[Problem to solve] Pick out all lines of the entries that include the word "JSON" and copy them.

(Dataset rows)
· · · ·

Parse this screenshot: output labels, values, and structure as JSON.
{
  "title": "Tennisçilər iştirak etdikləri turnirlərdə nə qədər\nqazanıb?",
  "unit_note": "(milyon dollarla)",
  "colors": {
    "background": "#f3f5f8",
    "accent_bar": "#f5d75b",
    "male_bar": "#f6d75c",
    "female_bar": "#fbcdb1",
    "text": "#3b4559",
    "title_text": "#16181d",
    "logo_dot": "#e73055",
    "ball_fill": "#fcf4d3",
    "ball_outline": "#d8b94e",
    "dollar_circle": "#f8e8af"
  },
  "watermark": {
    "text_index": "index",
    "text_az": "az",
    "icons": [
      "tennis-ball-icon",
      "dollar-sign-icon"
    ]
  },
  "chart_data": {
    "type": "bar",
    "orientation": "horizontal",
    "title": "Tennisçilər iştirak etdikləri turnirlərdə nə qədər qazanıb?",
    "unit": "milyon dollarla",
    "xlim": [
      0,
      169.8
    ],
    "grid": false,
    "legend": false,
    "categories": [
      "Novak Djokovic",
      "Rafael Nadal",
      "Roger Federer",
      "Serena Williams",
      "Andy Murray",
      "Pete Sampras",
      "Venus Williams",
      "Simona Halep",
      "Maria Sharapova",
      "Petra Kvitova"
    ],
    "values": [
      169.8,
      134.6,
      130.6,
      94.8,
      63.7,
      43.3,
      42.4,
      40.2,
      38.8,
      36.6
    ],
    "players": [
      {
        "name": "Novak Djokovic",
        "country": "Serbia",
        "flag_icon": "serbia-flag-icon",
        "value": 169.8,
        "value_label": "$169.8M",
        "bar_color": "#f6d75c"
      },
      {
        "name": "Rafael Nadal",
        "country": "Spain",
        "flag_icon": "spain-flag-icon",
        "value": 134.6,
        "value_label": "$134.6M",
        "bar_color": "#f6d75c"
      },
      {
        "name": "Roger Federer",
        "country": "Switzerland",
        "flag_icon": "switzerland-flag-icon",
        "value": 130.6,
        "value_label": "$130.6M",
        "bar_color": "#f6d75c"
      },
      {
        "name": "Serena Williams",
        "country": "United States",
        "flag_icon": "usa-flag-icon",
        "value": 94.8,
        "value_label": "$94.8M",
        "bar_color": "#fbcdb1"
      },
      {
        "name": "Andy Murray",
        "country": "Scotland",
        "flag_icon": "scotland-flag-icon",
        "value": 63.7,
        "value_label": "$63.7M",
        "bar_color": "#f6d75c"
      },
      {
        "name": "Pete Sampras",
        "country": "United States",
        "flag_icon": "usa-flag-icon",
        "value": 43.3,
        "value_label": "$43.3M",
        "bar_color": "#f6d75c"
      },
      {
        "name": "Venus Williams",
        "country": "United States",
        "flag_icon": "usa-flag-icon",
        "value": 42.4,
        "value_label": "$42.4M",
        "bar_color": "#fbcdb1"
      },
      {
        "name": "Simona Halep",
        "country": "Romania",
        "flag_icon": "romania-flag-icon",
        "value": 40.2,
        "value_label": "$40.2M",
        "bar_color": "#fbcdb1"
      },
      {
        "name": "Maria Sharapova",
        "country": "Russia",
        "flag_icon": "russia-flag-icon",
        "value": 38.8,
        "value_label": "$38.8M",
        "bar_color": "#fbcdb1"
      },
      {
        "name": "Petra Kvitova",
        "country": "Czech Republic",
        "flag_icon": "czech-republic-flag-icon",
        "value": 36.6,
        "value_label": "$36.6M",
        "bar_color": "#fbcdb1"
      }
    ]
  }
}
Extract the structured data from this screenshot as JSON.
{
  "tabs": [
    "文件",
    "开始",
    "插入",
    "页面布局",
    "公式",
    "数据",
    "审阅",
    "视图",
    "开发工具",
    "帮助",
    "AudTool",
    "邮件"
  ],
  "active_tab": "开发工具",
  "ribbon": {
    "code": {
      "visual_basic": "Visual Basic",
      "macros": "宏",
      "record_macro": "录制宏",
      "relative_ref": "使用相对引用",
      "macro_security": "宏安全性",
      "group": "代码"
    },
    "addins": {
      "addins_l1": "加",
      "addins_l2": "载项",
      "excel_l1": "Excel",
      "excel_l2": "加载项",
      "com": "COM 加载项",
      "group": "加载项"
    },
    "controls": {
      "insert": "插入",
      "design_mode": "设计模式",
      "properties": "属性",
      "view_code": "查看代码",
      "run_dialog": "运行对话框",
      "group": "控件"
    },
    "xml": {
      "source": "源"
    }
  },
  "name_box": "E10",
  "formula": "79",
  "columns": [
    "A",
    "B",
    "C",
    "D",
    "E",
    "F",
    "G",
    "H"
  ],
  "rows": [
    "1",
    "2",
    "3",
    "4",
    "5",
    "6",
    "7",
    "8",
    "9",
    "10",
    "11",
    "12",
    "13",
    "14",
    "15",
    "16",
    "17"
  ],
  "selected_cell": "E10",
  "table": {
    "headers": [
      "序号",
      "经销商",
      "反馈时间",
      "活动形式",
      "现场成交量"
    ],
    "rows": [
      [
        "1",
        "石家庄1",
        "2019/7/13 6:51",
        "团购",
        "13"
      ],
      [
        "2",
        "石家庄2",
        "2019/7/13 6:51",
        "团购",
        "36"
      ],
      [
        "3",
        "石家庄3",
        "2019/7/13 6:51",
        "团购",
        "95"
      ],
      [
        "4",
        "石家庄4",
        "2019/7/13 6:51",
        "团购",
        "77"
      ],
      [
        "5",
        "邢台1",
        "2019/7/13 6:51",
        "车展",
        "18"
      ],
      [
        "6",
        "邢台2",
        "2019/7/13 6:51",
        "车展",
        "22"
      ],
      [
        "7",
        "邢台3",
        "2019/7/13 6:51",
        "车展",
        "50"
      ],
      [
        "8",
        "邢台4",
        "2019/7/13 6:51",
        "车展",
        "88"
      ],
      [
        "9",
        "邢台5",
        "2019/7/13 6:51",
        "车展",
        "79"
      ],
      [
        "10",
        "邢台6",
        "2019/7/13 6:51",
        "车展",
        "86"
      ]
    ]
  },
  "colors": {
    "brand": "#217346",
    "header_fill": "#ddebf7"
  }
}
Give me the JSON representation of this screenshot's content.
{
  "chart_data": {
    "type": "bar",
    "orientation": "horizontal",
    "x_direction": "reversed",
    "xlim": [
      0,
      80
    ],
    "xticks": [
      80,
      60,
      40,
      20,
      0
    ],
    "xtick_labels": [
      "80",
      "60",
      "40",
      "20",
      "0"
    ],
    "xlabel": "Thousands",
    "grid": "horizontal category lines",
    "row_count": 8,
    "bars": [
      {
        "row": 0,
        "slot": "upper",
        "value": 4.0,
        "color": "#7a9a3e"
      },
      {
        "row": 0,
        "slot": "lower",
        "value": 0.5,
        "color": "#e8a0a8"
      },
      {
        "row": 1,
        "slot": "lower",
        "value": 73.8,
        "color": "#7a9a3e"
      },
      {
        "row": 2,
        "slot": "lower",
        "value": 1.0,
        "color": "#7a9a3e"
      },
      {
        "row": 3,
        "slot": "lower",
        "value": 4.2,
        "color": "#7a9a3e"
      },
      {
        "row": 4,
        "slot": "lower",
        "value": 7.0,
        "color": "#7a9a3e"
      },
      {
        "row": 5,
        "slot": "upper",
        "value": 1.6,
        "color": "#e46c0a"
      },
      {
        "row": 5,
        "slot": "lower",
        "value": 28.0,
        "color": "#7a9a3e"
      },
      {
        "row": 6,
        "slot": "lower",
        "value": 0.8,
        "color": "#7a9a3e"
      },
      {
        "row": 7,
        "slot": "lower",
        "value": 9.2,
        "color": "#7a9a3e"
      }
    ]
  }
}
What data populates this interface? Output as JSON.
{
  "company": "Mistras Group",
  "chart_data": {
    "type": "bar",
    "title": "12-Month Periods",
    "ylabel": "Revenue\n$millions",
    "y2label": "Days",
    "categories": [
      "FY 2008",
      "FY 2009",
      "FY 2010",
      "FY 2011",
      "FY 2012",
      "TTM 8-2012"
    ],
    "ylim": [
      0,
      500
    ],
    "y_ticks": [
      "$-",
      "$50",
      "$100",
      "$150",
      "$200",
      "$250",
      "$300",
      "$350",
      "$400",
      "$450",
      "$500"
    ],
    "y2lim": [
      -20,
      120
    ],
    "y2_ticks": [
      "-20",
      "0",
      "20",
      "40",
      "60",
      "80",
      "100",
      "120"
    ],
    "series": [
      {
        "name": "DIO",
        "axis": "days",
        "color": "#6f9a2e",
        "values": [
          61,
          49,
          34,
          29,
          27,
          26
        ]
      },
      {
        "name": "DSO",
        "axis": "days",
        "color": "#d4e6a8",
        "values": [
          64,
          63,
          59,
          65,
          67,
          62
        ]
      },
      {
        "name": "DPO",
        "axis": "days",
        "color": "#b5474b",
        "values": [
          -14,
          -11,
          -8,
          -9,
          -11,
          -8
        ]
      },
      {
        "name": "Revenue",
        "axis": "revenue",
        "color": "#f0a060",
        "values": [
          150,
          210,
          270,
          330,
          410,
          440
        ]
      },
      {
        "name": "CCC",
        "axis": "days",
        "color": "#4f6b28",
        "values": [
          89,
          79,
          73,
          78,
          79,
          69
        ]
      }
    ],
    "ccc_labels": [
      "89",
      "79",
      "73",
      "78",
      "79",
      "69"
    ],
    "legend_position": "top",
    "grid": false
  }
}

· · · ·

[The output]
Parse this screenshot: output labels, values, and structure as JSON.
Extract the structured data from this screenshot as JSON.
Give me the JSON representation of this screenshot's content.
What data populates this interface? Output as JSON.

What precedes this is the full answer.